Copy every entry word for word. Skip the pictures.

[Dataset records]

================

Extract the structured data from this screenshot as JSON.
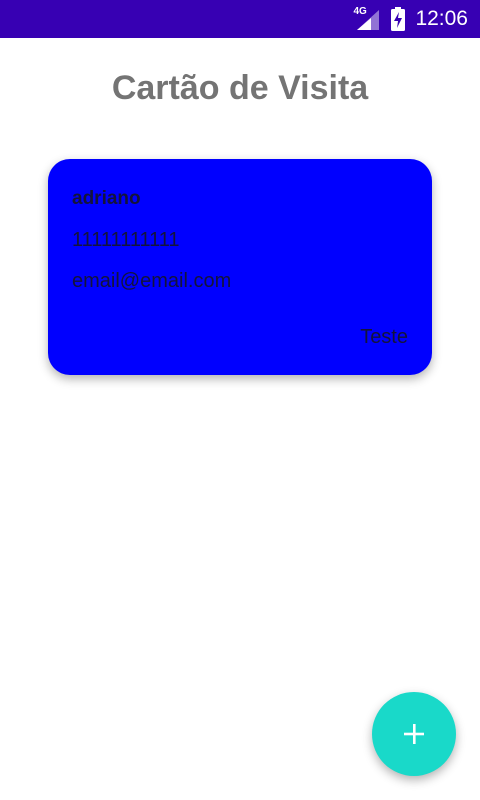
{
  "status_bar": {
    "network_type": "4G",
    "time": "12:06",
    "signal_icon": "cell-signal-icon",
    "battery_icon": "battery-charging-icon",
    "background_color": "#3700b3"
  },
  "header": {
    "title": "Cartão de Visita"
  },
  "cards": [
    {
      "name": "adriano",
      "phone": "11111111111",
      "email": "email@email.com",
      "company": "Teste",
      "background_color": "#0000ff"
    }
  ],
  "fab": {
    "icon": "plus-icon",
    "color": "#19d9c9"
  }
}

================

Finished answer -
Extract the structured data from this screenshot as JSON.
{
  "status_bar": {
    "network_type": "4G",
    "time": "12:06",
    "signal_icon": "cell-signal-icon",
    "battery_icon": "battery-charging-icon",
    "background_color": "#3700b3"
  },
  "header": {
    "title": "Cartão de Visita"
  },
  "cards": [
    {
      "name": "adriano",
      "phone": "11111111111",
      "email": "email@email.com",
      "company": "Teste",
      "background_color": "#0000ff"
    }
  ],
  "fab": {
    "icon": "plus-icon",
    "color": "#19d9c9"
  }
}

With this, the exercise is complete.